Highlight and run the following commands:

caschool$resid1 = resid(reg1)
qplot(str, resid1, data=caschool, main = "Residual against STR",
     ylab = "Regression residual",xlab = "Student-teacher ratio")

Do you see any pattern in the plot?

A table with more than one regression

Run the last lines of code and see how the second regression and third regression can be displayed as new columns in the stargazer table. Make sure you can write out the formula for the estimated regression equations for reg2 and reg3 and explain what they mean.

Run a regression using the WDI data

Let us run a regression using the World Bank’s Development Indicators database to see if there is a relationship between the income (measured as per capita real GDP) of a country and the percent of females in the country. We might imagine that poorer countries have more “missing women.”

Run the regression and display the results using stargazer. GDPpcUSDreal is the only regressor in this equation.

regwdi1 = lm(femaleperc ~ GDPpcUSDreal, data= wdim)

stargazer(regwdim1, 
    se=list(cse(reg1)), 
    title="Regression of GDP and percent female", 
    type="text", 
    df=FALSE, digits=5)

Take some time to examine the output of the regression. The variable measuring GDP per capita has an estimated coefficient of -.00006 and has one asterisk, indicating statistical significance at the ten percent level. To interpret the magnitude of the relationship, look at the underlying data.

Under Data in the Workspace frame (upper right), click on the data name, wdim. This should open the data set in what looks like a spreadsheet in the script editor frame. The GDP variable is in dollars, while the percent female variable is in percentages (and not in decimals). So the regression coefficient means that a one dollar increase in GDP per capita is associated with a decrease in the percent female of .00006. Alternatively, an increase in GDP of ten thousand dollars per capita reduces the percent female by more than half a percentage point. That seems pretty substantial. Of course, we need to reflect on whether this coefficient might be biased. (Obviously it is!)

» **DATASET**
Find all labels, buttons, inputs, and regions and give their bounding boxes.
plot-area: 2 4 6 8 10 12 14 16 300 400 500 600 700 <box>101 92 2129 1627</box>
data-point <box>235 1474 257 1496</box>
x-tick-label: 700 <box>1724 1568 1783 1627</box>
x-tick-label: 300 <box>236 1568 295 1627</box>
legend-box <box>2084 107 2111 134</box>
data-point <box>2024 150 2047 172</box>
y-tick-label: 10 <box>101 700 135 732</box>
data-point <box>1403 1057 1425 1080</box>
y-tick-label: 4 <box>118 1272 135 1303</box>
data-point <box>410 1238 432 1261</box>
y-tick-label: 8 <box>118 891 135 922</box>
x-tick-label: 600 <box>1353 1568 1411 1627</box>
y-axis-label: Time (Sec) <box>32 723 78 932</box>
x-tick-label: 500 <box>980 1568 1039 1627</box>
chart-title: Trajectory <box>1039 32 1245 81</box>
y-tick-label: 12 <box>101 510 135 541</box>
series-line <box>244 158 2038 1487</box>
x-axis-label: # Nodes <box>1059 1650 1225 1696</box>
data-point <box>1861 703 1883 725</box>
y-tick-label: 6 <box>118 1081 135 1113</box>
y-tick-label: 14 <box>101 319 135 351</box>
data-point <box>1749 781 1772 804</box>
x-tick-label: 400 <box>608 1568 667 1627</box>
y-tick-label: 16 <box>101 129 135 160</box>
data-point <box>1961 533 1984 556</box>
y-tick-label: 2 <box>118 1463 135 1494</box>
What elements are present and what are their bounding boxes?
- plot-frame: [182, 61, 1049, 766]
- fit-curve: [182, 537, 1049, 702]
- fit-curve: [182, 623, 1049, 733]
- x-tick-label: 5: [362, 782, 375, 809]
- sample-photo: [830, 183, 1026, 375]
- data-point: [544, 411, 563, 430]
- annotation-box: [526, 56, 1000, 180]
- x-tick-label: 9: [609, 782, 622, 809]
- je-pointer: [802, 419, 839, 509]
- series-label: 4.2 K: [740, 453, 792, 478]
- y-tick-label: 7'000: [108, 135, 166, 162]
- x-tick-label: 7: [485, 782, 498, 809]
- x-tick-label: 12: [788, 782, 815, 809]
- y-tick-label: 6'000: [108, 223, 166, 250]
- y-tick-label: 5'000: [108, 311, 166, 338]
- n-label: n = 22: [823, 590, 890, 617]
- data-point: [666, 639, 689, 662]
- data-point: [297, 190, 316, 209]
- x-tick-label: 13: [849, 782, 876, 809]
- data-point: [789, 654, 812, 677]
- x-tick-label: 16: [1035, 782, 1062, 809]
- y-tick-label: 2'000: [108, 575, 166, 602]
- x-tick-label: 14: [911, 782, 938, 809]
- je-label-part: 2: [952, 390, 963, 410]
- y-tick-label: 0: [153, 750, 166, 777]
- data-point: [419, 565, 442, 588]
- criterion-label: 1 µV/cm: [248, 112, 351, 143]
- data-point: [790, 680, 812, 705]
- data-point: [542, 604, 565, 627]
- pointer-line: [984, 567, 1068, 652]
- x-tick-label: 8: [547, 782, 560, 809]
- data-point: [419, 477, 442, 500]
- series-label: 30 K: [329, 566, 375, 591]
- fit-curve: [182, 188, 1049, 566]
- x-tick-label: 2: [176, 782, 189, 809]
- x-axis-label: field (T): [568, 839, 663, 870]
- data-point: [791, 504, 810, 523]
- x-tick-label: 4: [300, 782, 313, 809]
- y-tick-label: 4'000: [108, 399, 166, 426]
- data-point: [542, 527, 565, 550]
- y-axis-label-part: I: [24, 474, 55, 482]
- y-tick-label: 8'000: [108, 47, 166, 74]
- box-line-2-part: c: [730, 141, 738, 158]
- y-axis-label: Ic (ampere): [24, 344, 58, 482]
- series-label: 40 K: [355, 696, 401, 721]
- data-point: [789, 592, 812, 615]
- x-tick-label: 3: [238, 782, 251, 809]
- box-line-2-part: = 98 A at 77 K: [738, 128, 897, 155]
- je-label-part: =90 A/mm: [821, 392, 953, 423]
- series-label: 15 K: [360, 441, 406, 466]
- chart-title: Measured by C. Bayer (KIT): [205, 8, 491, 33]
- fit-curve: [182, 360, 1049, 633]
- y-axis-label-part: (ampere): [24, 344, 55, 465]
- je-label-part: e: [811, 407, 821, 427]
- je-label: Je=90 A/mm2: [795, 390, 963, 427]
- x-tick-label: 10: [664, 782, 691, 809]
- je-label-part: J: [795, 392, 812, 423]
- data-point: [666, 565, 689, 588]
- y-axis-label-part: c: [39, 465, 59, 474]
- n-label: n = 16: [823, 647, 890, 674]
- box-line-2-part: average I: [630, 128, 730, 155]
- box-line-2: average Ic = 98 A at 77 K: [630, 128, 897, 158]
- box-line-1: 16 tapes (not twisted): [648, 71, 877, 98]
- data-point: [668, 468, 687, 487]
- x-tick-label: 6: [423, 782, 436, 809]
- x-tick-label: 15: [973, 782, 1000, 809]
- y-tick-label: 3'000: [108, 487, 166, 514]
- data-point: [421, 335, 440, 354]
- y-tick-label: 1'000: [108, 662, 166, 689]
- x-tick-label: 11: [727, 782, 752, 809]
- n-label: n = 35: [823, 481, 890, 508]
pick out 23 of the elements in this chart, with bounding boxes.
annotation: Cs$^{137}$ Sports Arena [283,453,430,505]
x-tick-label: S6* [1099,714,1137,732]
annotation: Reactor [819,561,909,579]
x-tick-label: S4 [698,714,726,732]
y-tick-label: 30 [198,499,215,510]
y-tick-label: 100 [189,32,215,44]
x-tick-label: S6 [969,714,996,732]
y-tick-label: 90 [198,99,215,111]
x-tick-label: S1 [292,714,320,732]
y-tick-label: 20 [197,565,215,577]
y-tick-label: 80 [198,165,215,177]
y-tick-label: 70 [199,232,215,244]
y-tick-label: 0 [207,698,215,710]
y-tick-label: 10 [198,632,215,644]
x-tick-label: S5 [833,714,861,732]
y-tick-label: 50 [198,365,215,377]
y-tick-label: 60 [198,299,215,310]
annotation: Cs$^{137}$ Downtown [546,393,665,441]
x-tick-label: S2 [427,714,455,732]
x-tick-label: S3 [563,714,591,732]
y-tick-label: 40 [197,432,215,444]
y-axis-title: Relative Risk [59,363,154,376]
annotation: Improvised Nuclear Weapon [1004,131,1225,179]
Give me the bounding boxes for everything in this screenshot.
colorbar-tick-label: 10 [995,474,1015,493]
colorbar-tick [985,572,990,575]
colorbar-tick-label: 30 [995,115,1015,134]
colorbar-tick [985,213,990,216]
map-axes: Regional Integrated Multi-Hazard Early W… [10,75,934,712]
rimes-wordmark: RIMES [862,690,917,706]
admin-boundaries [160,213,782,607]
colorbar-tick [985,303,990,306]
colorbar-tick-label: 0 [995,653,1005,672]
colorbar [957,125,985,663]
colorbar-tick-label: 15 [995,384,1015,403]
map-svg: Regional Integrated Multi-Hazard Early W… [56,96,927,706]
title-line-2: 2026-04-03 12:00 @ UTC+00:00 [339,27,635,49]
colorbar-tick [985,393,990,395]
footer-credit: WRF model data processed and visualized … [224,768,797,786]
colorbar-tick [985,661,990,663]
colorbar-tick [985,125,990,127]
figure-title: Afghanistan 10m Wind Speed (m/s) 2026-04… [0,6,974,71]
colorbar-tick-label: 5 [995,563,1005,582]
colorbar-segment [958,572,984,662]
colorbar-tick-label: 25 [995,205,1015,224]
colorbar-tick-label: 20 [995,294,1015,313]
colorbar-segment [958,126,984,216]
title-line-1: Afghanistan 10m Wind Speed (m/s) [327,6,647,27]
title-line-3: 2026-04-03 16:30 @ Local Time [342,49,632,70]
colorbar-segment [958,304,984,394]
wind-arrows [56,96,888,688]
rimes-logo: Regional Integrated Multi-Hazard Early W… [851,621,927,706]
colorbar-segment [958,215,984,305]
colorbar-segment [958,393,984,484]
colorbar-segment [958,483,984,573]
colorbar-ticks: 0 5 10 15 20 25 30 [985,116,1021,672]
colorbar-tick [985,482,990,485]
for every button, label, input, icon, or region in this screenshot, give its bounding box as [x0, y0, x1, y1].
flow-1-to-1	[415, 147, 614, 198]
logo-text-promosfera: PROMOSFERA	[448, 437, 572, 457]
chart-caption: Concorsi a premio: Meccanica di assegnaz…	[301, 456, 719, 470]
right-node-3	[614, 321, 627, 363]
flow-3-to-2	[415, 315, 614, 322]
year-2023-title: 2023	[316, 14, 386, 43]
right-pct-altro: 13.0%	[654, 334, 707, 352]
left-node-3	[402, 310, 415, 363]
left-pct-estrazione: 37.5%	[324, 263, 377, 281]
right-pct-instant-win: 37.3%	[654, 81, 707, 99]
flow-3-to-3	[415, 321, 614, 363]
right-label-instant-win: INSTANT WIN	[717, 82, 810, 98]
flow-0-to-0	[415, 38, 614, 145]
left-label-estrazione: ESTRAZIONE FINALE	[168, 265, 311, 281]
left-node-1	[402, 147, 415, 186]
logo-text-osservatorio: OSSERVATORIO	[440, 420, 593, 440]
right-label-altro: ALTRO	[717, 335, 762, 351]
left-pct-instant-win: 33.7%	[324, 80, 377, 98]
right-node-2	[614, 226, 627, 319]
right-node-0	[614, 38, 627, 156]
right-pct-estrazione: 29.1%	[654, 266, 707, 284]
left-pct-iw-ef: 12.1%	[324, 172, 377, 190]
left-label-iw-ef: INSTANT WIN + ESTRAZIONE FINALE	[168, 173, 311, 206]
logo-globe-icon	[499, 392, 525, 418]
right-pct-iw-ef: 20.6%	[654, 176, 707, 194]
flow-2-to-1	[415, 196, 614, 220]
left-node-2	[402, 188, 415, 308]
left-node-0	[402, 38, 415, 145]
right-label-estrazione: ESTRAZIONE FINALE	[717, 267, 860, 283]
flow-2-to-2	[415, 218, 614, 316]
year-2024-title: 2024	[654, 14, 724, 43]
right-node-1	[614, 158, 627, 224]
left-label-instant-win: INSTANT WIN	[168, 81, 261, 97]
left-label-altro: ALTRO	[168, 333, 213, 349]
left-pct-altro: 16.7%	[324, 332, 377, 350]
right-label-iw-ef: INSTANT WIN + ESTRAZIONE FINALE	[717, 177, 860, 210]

» **PROBLEMS TO WORK ON**
1. Write out the part of the R regression tutorial starting with "Do you see any" and going on through "what they mean.".
2. Extend the R regression tutorial, picking up right after its final sentence.
The rows above come from a separate source.

» **ANSWERS IN ORDER**
1.
Do you see any pattern in the plot?

A table with more than one regression

Run the last lines of code and see how the second regression and third regression can be displayed as new columns in the stargazer table. Make sure you can write out the formula for the estimated regression equations for reg2 and reg3 and explain what they mean.

2.
An important observation to make here is that just because the slope coefficient here seems to be a “small” number does not necessarily mean the effect is small—in this case it means that the scale of X (per capita GDP) is large. We could make the regression table easier to interpret by rescaling the X variable to be in thousands of dollars. Without re-running the regression, can you tell what the slope coefficient would be in that case?

Summary

Key R commands (functions):

lm: runs regressions
cse: function you load at beginning of script to generate corrected standard errors (requires package sandwich)
stargazer: creates nice tables of regression results and allows you to include corrected standard errors (requires package stargazer)
resid: obtains the regression residuals

Key points/ concepts:

The basic format for running a simple regression is lm(Y ~ X) .
ALWAYS report the heteroskedasticity-robust standard errors.